>>>>

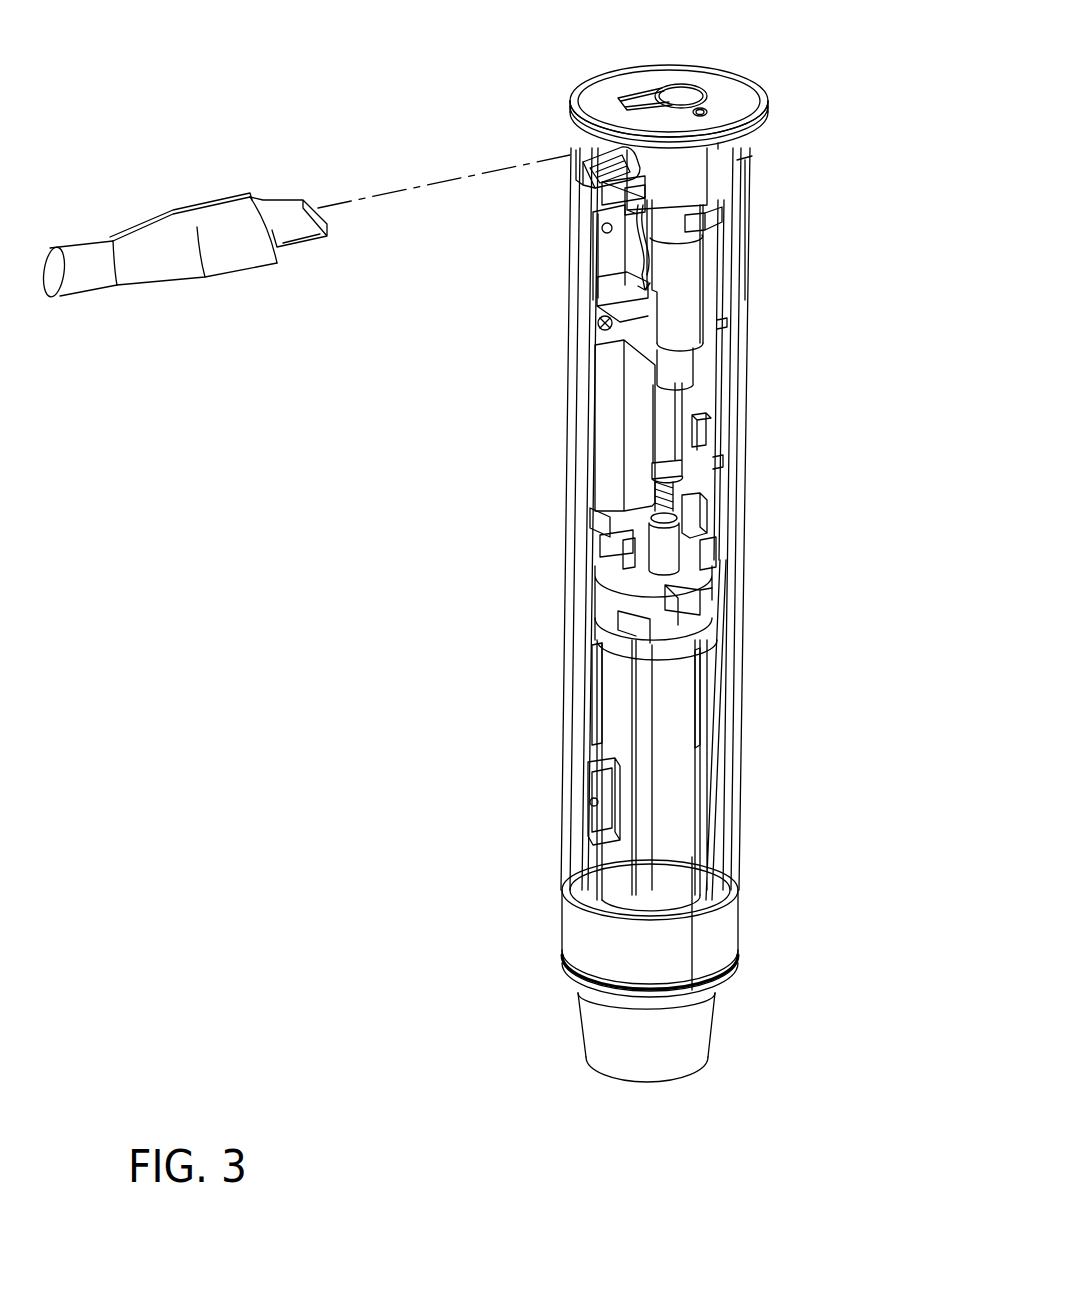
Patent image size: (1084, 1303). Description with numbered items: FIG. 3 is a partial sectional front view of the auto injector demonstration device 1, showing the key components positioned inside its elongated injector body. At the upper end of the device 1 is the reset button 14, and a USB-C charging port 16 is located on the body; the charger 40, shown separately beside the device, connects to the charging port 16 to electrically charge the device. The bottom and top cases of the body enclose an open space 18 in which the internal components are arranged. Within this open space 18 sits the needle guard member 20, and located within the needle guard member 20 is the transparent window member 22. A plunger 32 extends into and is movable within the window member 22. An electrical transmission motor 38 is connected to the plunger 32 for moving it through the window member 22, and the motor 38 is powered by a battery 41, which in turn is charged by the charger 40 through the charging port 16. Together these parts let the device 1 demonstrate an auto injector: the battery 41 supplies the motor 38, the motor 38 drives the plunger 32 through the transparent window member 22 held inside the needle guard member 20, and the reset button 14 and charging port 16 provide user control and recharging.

The auto injector demonstration device 1 is at (845, 147).
The reset button 14 is at (683, 95).
The USB-C charging port 16 is at (572, 165).
The open space 18 is at (705, 355).
The needle guard member 20 is at (668, 1033).
The transparent window member 22 is at (677, 740).
The plunger 32 is at (660, 548).
The electrical transmission motor 38 is at (675, 271).
The charger 40 is at (207, 217).
The battery 41 is at (608, 432).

<<<<

Work to be completed
Write out every line of the listing above as a JSON list of strings, one string per line, with blank lines and the picture left out.

Written solution
[
  "Patent image size: (1084, 1303). Description with numbered items: FIG. 3 is a partial sectional front view of the auto injector demonstration device 1, showing the key components positioned inside its elongated injector body. At the upper end of the device 1 is the reset button 14, and a USB-C charging port 16 is located on the body; the charger 40, shown separately beside the device, connects to the charging port 16 to electrically charge the device. The bottom and top cases of the body enclose an open space 18 in which the internal components are arranged. Within this open space 18 sits the needle guard member 20, and located within the needle guard member 20 is the transparent window member 22. A plunger 32 extends into and is movable within the window member 22. An electrical transmission motor 38 is connected to the plunger 32 for moving it through the window member 22, and the motor 38 is powered by a battery 41, which in turn is charged by the charger 40 through the charging port 16. Together these parts let the device 1 demonstrate an auto injector: the battery 41 supplies the motor 38, the motor 38 drives the plunger 32 through the transparent window member 22 held inside the needle guard member 20, and the reset button 14 and charging port 16 provide user control and recharging.",
  "The auto injector demonstration device 1 is at (845, 147).",
  "The reset button 14 is at (683, 95).",
  "The USB-C charging port 16 is at (572, 165).",
  "The open space 18 is at (705, 355).",
  "The needle guard member 20 is at (668, 1033).",
  "The transparent window member 22 is at (677, 740).",
  "The plunger 32 is at (660, 548).",
  "The electrical transmission motor 38 is at (675, 271).",
  "The charger 40 is at (207, 217).",
  "The battery 41 is at (608, 432)."
]